§ **EXERCISE TASK**: Images do not belong in the copy. Retype all the entries below exactly.

Saved data entries
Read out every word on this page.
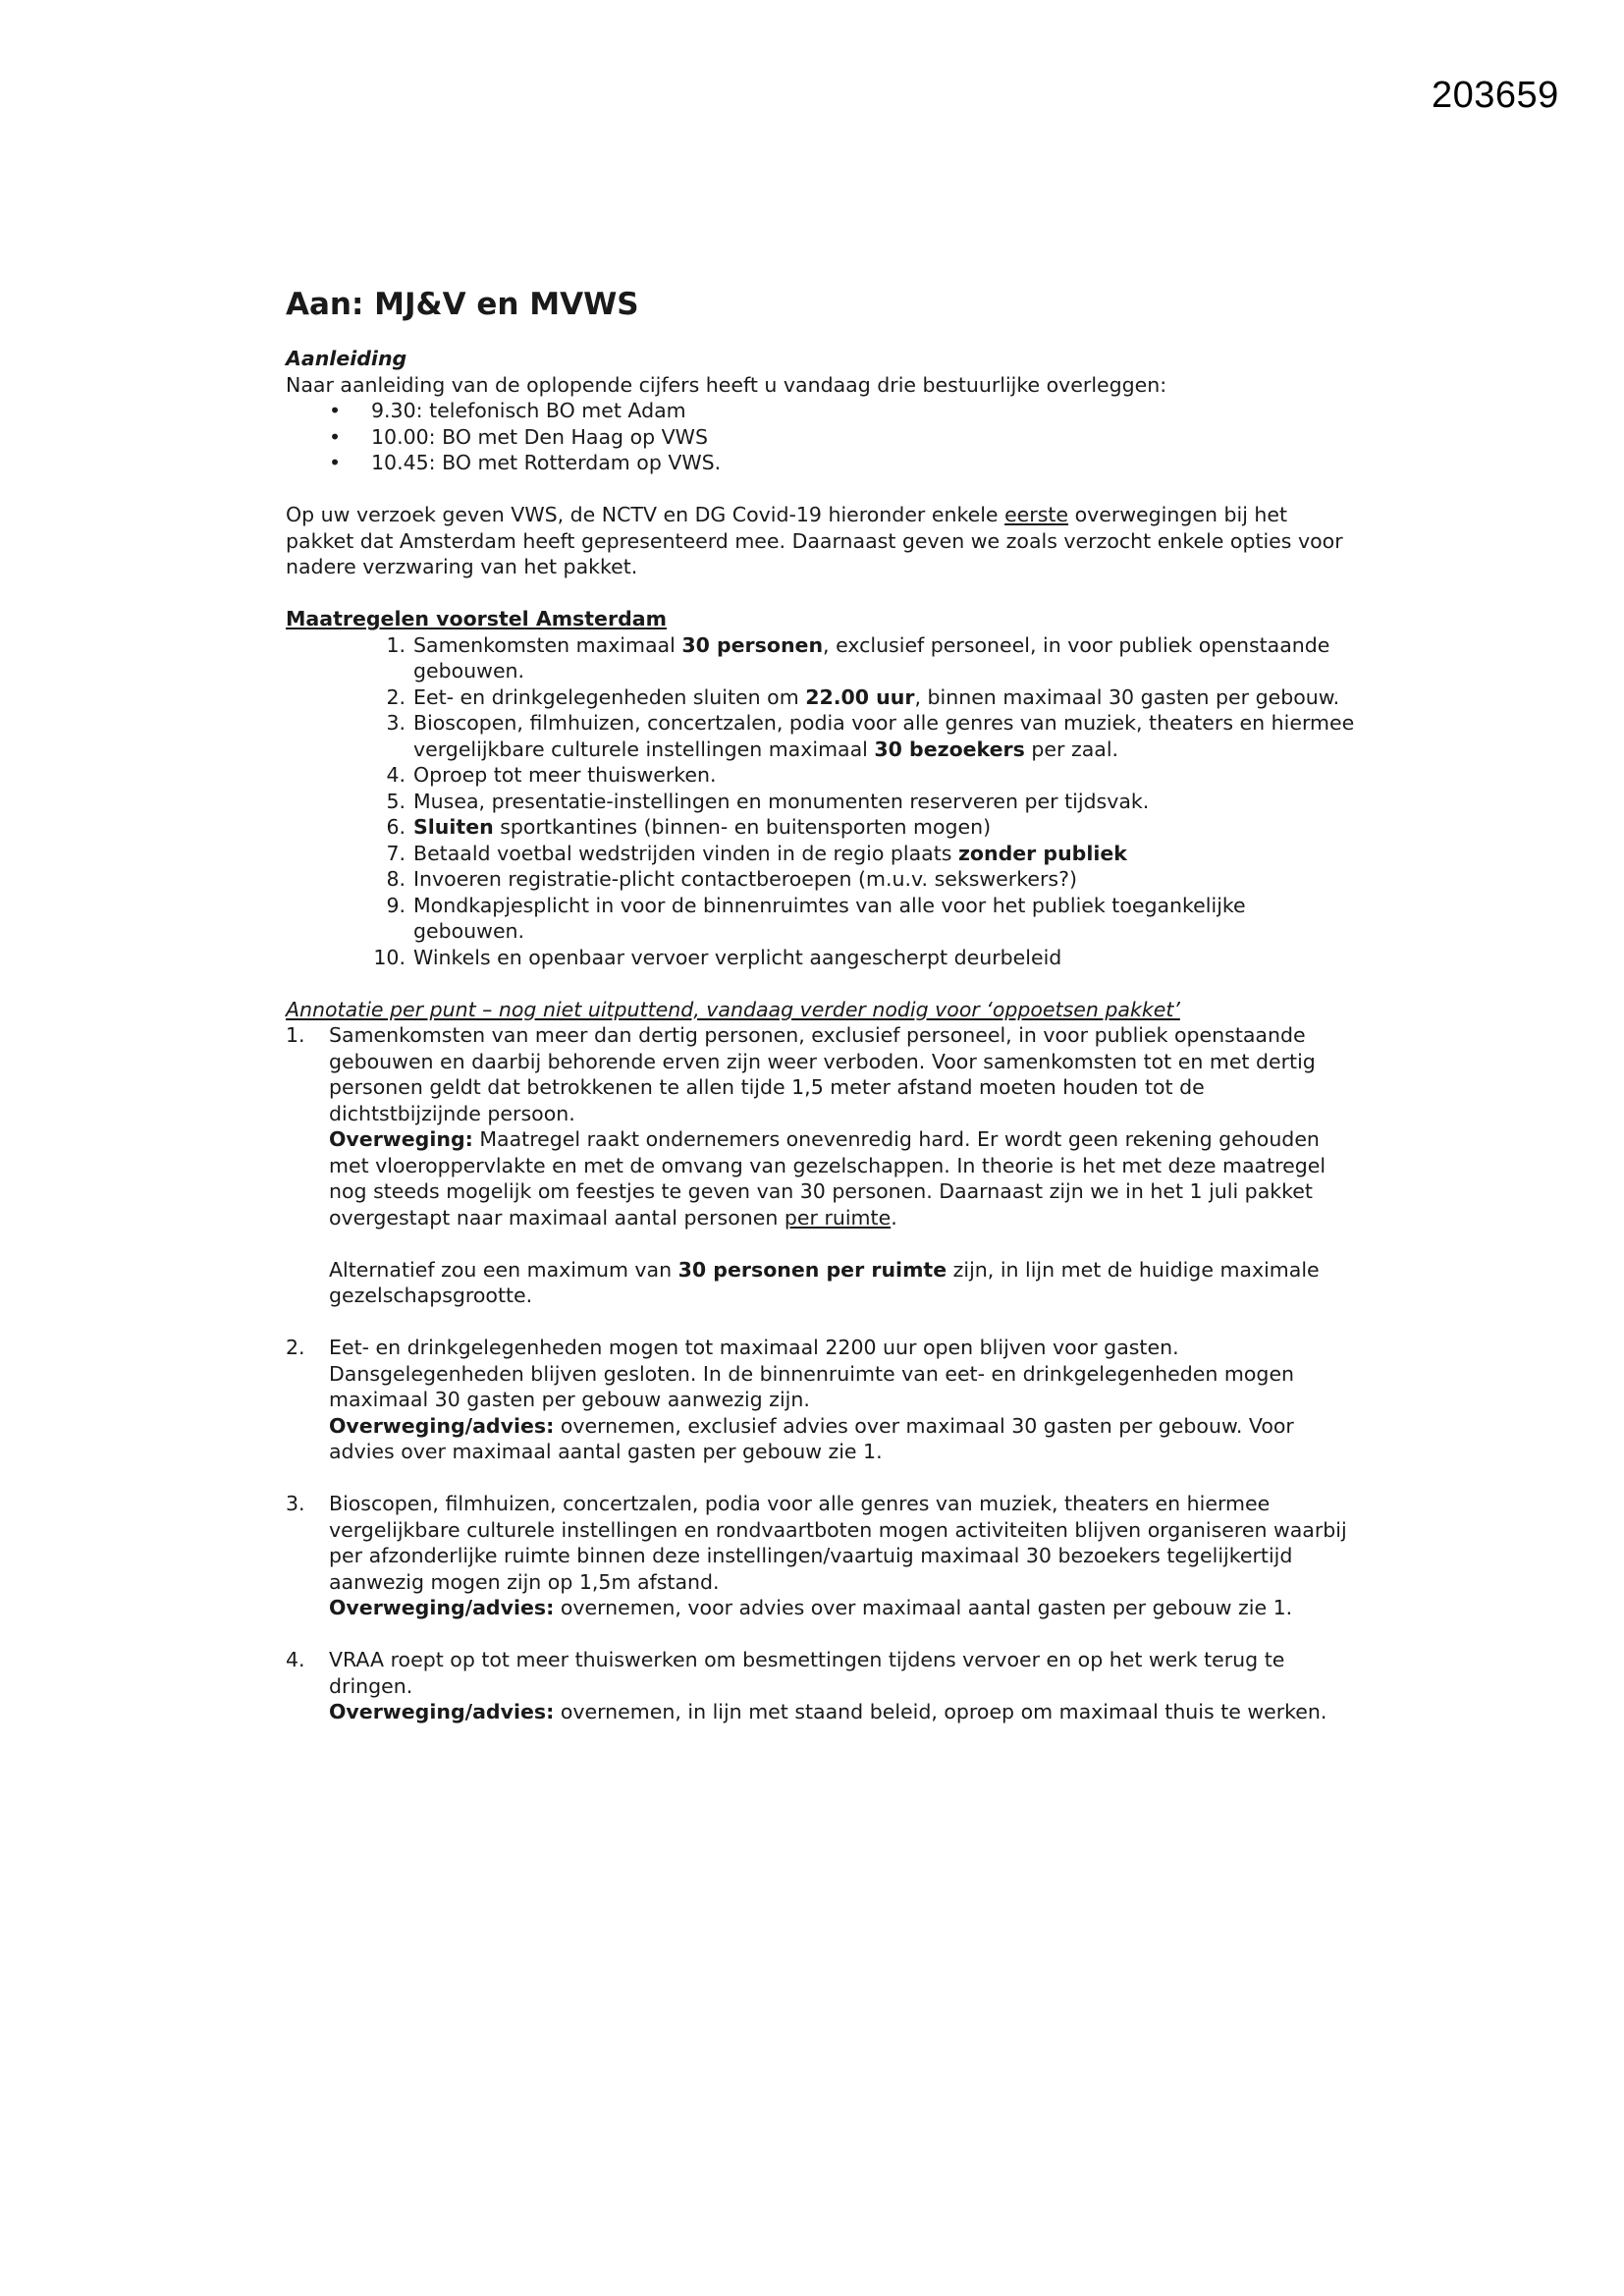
203659
Aan: MJ&V en MVWS
Aanleiding

Naar aanleiding van de oplopende cijfers heeft u vandaag drie bestuurlijke overleggen:

• 9.30: telefonisch BO met Adam
• 10.00: BO met Den Haag op VWS
• 10.45: BO met Rotterdam op VWS.

Op uw verzoek geven VWS, de NCTV en DG Covid-19 hieronder enkele eerste overwegingen bij het pakket dat Amsterdam heeft gepresenteerd mee. Daarnaast geven we zoals verzocht enkele opties voor nadere verzwaring van het pakket.

Maatregelen voorstel Amsterdam
1. Samenkomsten maximaal 30 personen, exclusief personeel, in voor publiek openstaande gebouwen.
2. Eet- en drinkgelegenheden sluiten om 22.00 uur, binnen maximaal 30 gasten per gebouw.
3. Bioscopen, filmhuizen, concertzalen, podia voor alle genres van muziek, theaters en hiermee vergelijkbare culturele instellingen maximaal 30 bezoekers per zaal.
4. Oproep tot meer thuiswerken.
5. Musea, presentatie-instellingen en monumenten reserveren per tijdsvak.
6. Sluiten sportkantines (binnen- en buitensporten mogen)
7. Betaald voetbal wedstrijden vinden in de regio plaats zonder publiek
8. Invoeren registratie-plicht contactberoepen (m.u.v. sekswerkers?)
9. Mondkapjesplicht in voor de binnenruimtes van alle voor het publiek toegankelijke gebouwen.
10. Winkels en openbaar vervoer verplicht aangescherpt deurbeleid
Annotatie per punt – nog niet uitputtend, vandaag verder nodig voor ‘oppoetsen pakket’
1. Samenkomsten van meer dan dertig personen, exclusief personeel, in voor publiek openstaande gebouwen en daarbij behorende erven zijn weer verboden. Voor samenkomsten tot en met dertig personen geldt dat betrokkenen te allen tijde 1,5 meter afstand moeten houden tot de dichtstbijzijnde persoon.

Overweging: Maatregel raakt ondernemers onevenredig hard. Er wordt geen rekening gehouden met vloeroppervlakte en met de omvang van gezelschappen. In theorie is het met deze maatregel nog steeds mogelijk om feestjes te geven van 30 personen. Daarnaast zijn we in het 1 juli pakket overgestapt naar maximaal aantal personen per ruimte.

Alternatief zou een maximum van 30 personen per ruimte zijn, in lijn met de huidige maximale gezelschapsgrootte.

2. Eet- en drinkgelegenheden mogen tot maximaal 2200 uur open blijven voor gasten. Dansgelegenheden blijven gesloten. In de binnenruimte van eet- en drinkgelegenheden mogen maximaal 30 gasten per gebouw aanwezig zijn.

Overweging/advies: overnemen, exclusief advies over maximaal 30 gasten per gebouw. Voor advies over maximaal aantal gasten per gebouw zie 1.

3. Bioscopen, filmhuizen, concertzalen, podia voor alle genres van muziek, theaters en hiermee vergelijkbare culturele instellingen en rondvaartboten mogen activiteiten blijven organiseren waarbij per afzonderlijke ruimte binnen deze instellingen/vaartuig maximaal 30 bezoekers tegelijkertijd aanwezig mogen zijn op 1,5m afstand.

Overweging/advies: overnemen, voor advies over maximaal aantal gasten per gebouw zie 1.

4. VRAA roept op tot meer thuiswerken om besmettingen tijdens vervoer en op het werk terug te dringen.

Overweging/advies: overnemen, in lijn met staand beleid, oproep om maximaal thuis te werken.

§ **SOLUTION TO THIS PROBLEM**:
Read out every word on this page.
203659
Aan: MJ&V en MVWS
Aanleiding

Naar aanleiding van de oplopende cijfers heeft u vandaag drie bestuurlijke overleggen:

• 9.30: telefonisch BO met Adam
• 10.00: BO met Den Haag op VWS
• 10.45: BO met Rotterdam op VWS.

Op uw verzoek geven VWS, de NCTV en DG Covid-19 hieronder enkele eerste overwegingen bij het pakket dat Amsterdam heeft gepresenteerd mee. Daarnaast geven we zoals verzocht enkele opties voor nadere verzwaring van het pakket.

Maatregelen voorstel Amsterdam
1. Samenkomsten maximaal 30 personen, exclusief personeel, in voor publiek openstaande gebouwen.
2. Eet- en drinkgelegenheden sluiten om 22.00 uur, binnen maximaal 30 gasten per gebouw.
3. Bioscopen, filmhuizen, concertzalen, podia voor alle genres van muziek, theaters en hiermee vergelijkbare culturele instellingen maximaal 30 bezoekers per zaal.
4. Oproep tot meer thuiswerken.
5. Musea, presentatie-instellingen en monumenten reserveren per tijdsvak.
6. Sluiten sportkantines (binnen- en buitensporten mogen)
7. Betaald voetbal wedstrijden vinden in de regio plaats zonder publiek
8. Invoeren registratie-plicht contactberoepen (m.u.v. sekswerkers?)
9. Mondkapjesplicht in voor de binnenruimtes van alle voor het publiek toegankelijke gebouwen.
10. Winkels en openbaar vervoer verplicht aangescherpt deurbeleid
Annotatie per punt – nog niet uitputtend, vandaag verder nodig voor ‘oppoetsen pakket’
1. Samenkomsten van meer dan dertig personen, exclusief personeel, in voor publiek openstaande gebouwen en daarbij behorende erven zijn weer verboden. Voor samenkomsten tot en met dertig personen geldt dat betrokkenen te allen tijde 1,5 meter afstand moeten houden tot de dichtstbijzijnde persoon.

Overweging: Maatregel raakt ondernemers onevenredig hard. Er wordt geen rekening gehouden met vloeroppervlakte en met de omvang van gezelschappen. In theorie is het met deze maatregel nog steeds mogelijk om feestjes te geven van 30 personen. Daarnaast zijn we in het 1 juli pakket overgestapt naar maximaal aantal personen per ruimte.

Alternatief zou een maximum van 30 personen per ruimte zijn, in lijn met de huidige maximale gezelschapsgrootte.

2. Eet- en drinkgelegenheden mogen tot maximaal 2200 uur open blijven voor gasten. Dansgelegenheden blijven gesloten. In de binnenruimte van eet- en drinkgelegenheden mogen maximaal 30 gasten per gebouw aanwezig zijn.

Overweging/advies: overnemen, exclusief advies over maximaal 30 gasten per gebouw. Voor advies over maximaal aantal gasten per gebouw zie 1.

3. Bioscopen, filmhuizen, concertzalen, podia voor alle genres van muziek, theaters en hiermee vergelijkbare culturele instellingen en rondvaartboten mogen activiteiten blijven organiseren waarbij per afzonderlijke ruimte binnen deze instellingen/vaartuig maximaal 30 bezoekers tegelijkertijd aanwezig mogen zijn op 1,5m afstand.

Overweging/advies: overnemen, voor advies over maximaal aantal gasten per gebouw zie 1.

4. VRAA roept op tot meer thuiswerken om besmettingen tijdens vervoer en op het werk terug te dringen.

Overweging/advies: overnemen, in lijn met staand beleid, oproep om maximaal thuis te werken.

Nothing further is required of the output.